• **SHORT TASK**: Determine how many lines contain the string "icon". Reply with that figure and nothing else.

• **Records from a collection**:
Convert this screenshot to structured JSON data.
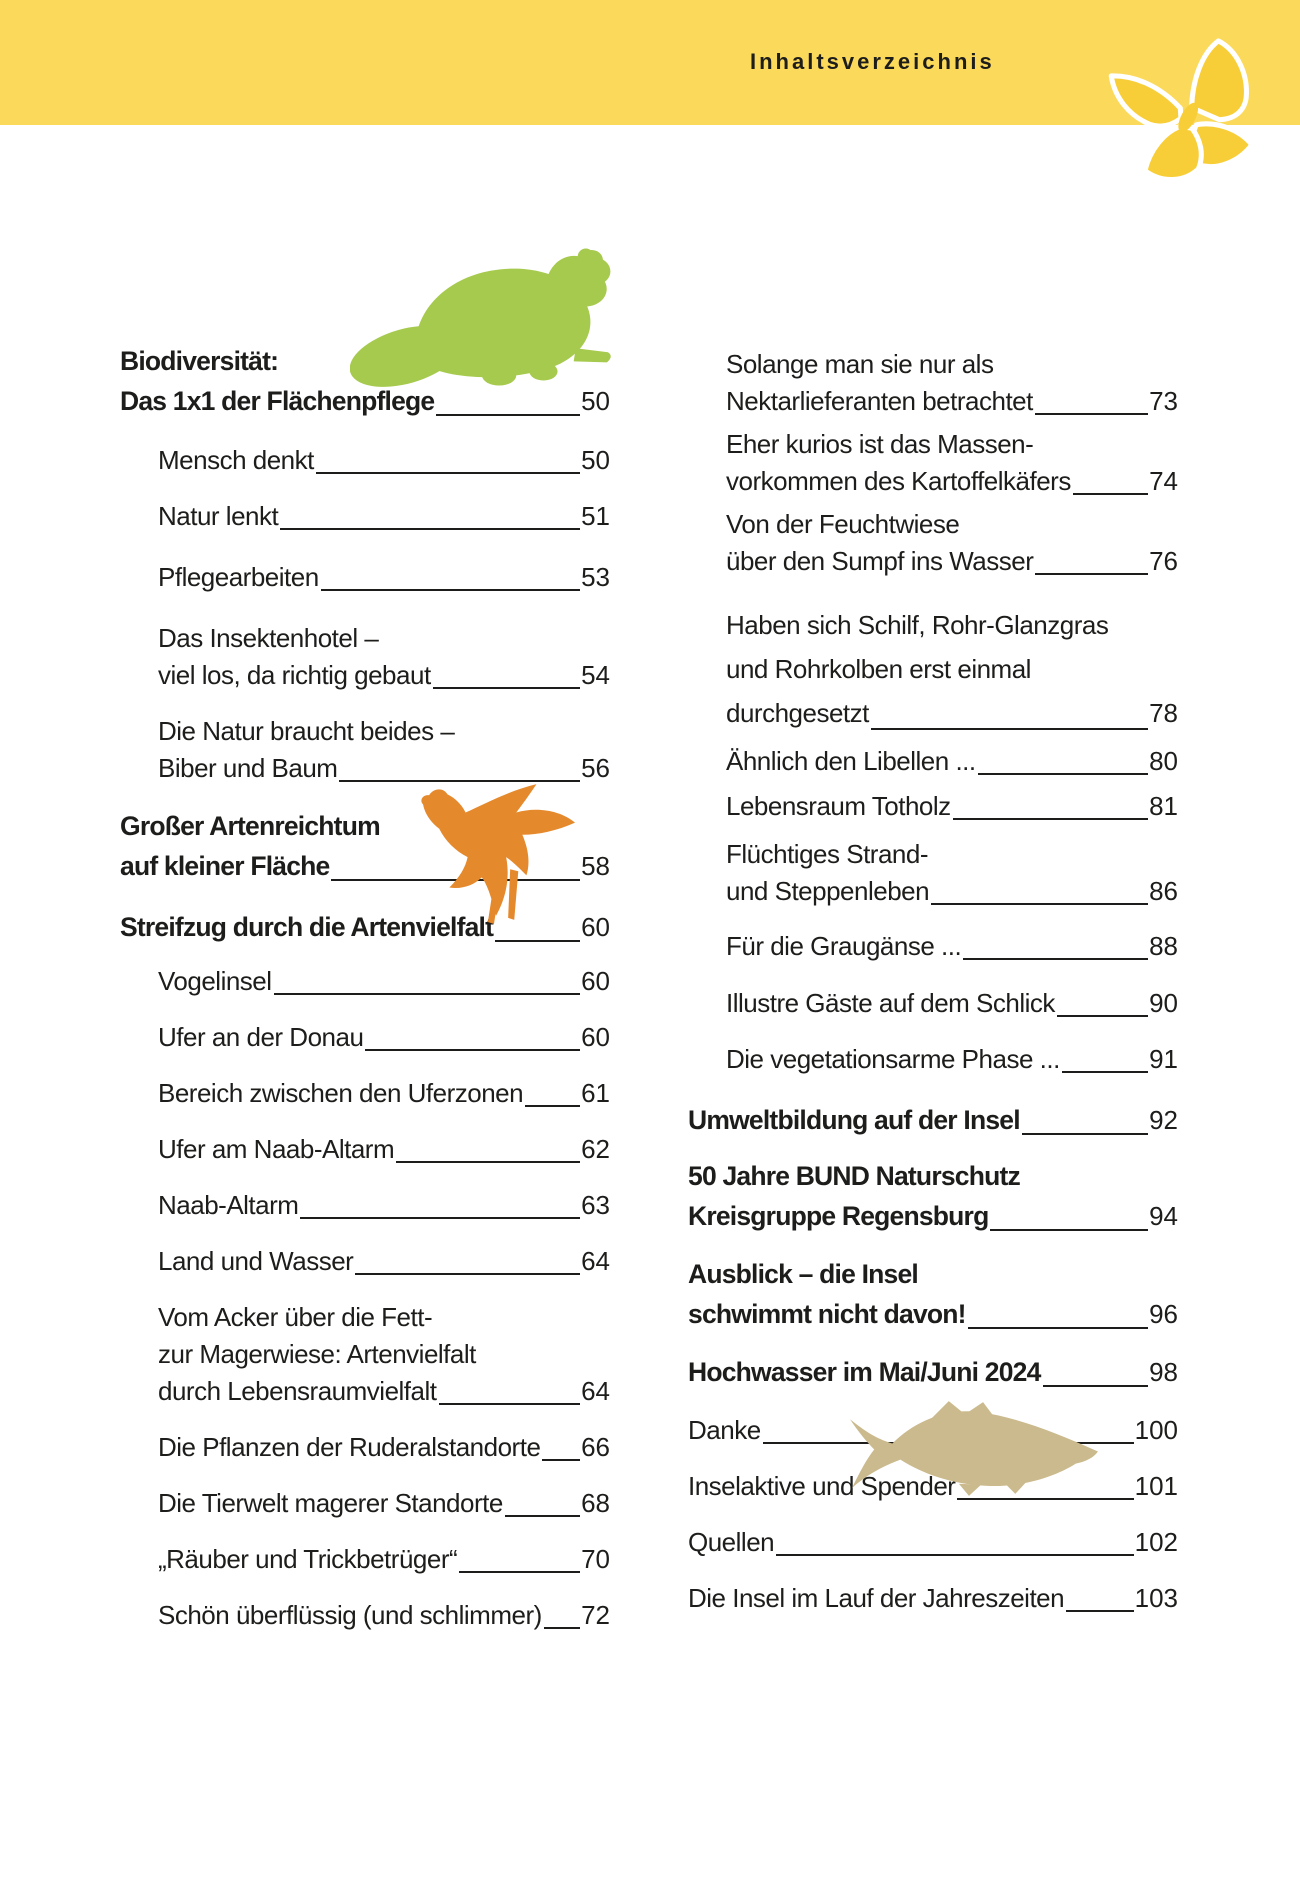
{
  "header": {
    "title": "Inhaltsverzeichnis"
  },
  "colors": {
    "band": "#FBD95A",
    "text": "#1D1D1B"
  },
  "decorations": {
    "butterfly": {
      "icon": "butterfly-icon",
      "color": "#F8CE38"
    },
    "beaver": {
      "icon": "beaver-icon",
      "color": "#A6CA4D"
    },
    "duck": {
      "icon": "flying-duck-icon",
      "color": "#E5892D"
    },
    "fish": {
      "icon": "fish-icon",
      "color": "#CBBA8D"
    }
  },
  "toc": {
    "left_column": [
      {
        "style": "heading",
        "indent": false,
        "lines": [
          "Biodiversität:",
          "Das 1x1 der Flächenpflege"
        ],
        "page": "50"
      },
      {
        "style": "entry",
        "indent": true,
        "lines": [
          "Mensch denkt"
        ],
        "page": "50"
      },
      {
        "style": "entry",
        "indent": true,
        "lines": [
          "Natur lenkt"
        ],
        "page": "51"
      },
      {
        "style": "entry",
        "indent": true,
        "lines": [
          "Pflegearbeiten"
        ],
        "page": "53"
      },
      {
        "style": "entry",
        "indent": true,
        "lines": [
          "Das Insektenhotel –",
          "viel los, da richtig gebaut"
        ],
        "page": "54"
      },
      {
        "style": "entry",
        "indent": true,
        "lines": [
          "Die Natur braucht beides –",
          "Biber und Baum"
        ],
        "page": "56"
      },
      {
        "style": "heading",
        "indent": false,
        "lines": [
          "Großer Artenreichtum",
          "auf kleiner Fläche"
        ],
        "page": "58"
      },
      {
        "style": "heading",
        "indent": false,
        "lines": [
          "Streifzug durch die Artenvielfalt"
        ],
        "page": "60"
      },
      {
        "style": "entry",
        "indent": true,
        "lines": [
          "Vogelinsel"
        ],
        "page": "60"
      },
      {
        "style": "entry",
        "indent": true,
        "lines": [
          "Ufer an der Donau"
        ],
        "page": "60"
      },
      {
        "style": "entry",
        "indent": true,
        "lines": [
          "Bereich zwischen den Uferzonen"
        ],
        "page": "61"
      },
      {
        "style": "entry",
        "indent": true,
        "lines": [
          "Ufer am Naab-Altarm"
        ],
        "page": "62"
      },
      {
        "style": "entry",
        "indent": true,
        "lines": [
          "Naab-Altarm"
        ],
        "page": "63"
      },
      {
        "style": "entry",
        "indent": true,
        "lines": [
          "Land und Wasser"
        ],
        "page": "64"
      },
      {
        "style": "entry",
        "indent": true,
        "lines": [
          "Vom Acker über die Fett-",
          "zur Magerwiese: Artenvielfalt",
          "durch Lebensraumvielfalt"
        ],
        "page": "64"
      },
      {
        "style": "entry",
        "indent": true,
        "lines": [
          "Die Pflanzen der Ruderalstandorte"
        ],
        "page": "66"
      },
      {
        "style": "entry",
        "indent": true,
        "lines": [
          "Die Tierwelt magerer Standorte"
        ],
        "page": "68"
      },
      {
        "style": "entry",
        "indent": true,
        "lines": [
          "„Räuber und Trickbetrüger“"
        ],
        "page": "70"
      },
      {
        "style": "entry",
        "indent": true,
        "lines": [
          "Schön überflüssig (und schlimmer)"
        ],
        "page": "72"
      }
    ],
    "right_column": [
      {
        "style": "entry",
        "indent": true,
        "lines": [
          "Solange man sie nur als",
          "Nektarlieferanten betrachtet"
        ],
        "page": "73"
      },
      {
        "style": "entry",
        "indent": true,
        "lines": [
          "Eher kurios ist das Massen-",
          "vorkommen des Kartoffelkäfers"
        ],
        "page": "74"
      },
      {
        "style": "entry",
        "indent": true,
        "lines": [
          "Von der Feuchtwiese",
          "über den Sumpf ins Wasser"
        ],
        "page": "76"
      },
      {
        "style": "entry",
        "indent": true,
        "lines": [
          "Haben sich Schilf, Rohr-Glanzgras",
          "und Rohrkolben erst einmal",
          "durchgesetzt"
        ],
        "page": "78"
      },
      {
        "style": "entry",
        "indent": true,
        "lines": [
          "Ähnlich den Libellen ..."
        ],
        "page": "80"
      },
      {
        "style": "entry",
        "indent": true,
        "lines": [
          "Lebensraum Totholz"
        ],
        "page": "81"
      },
      {
        "style": "entry",
        "indent": true,
        "lines": [
          "Flüchtiges Strand-",
          "und Steppenleben"
        ],
        "page": "86"
      },
      {
        "style": "entry",
        "indent": true,
        "lines": [
          "Für die Graugänse ..."
        ],
        "page": "88"
      },
      {
        "style": "entry",
        "indent": true,
        "lines": [
          "Illustre Gäste auf dem Schlick"
        ],
        "page": "90"
      },
      {
        "style": "entry",
        "indent": true,
        "lines": [
          "Die vegetationsarme Phase ..."
        ],
        "page": "91"
      },
      {
        "style": "heading",
        "indent": false,
        "lines": [
          "Umweltbildung auf der Insel"
        ],
        "page": "92"
      },
      {
        "style": "heading",
        "indent": false,
        "lines": [
          "50 Jahre BUND Naturschutz",
          "Kreisgruppe Regensburg"
        ],
        "page": "94"
      },
      {
        "style": "heading",
        "indent": false,
        "lines": [
          "Ausblick – die Insel",
          "schwimmt nicht davon!"
        ],
        "page": "96"
      },
      {
        "style": "heading",
        "indent": false,
        "lines": [
          "Hochwasser im Mai/Juni 2024"
        ],
        "page": "98"
      },
      {
        "style": "entry",
        "indent": false,
        "lines": [
          "Danke"
        ],
        "page": "100"
      },
      {
        "style": "entry",
        "indent": false,
        "lines": [
          "Inselaktive und Spender"
        ],
        "page": "101"
      },
      {
        "style": "entry",
        "indent": false,
        "lines": [
          "Quellen"
        ],
        "page": "102"
      },
      {
        "style": "entry",
        "indent": false,
        "lines": [
          "Die Insel im Lauf der Jahreszeiten"
        ],
        "page": "103"
      }
    ]
  }
}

• **SOLUTION TO THIS TASK**: 4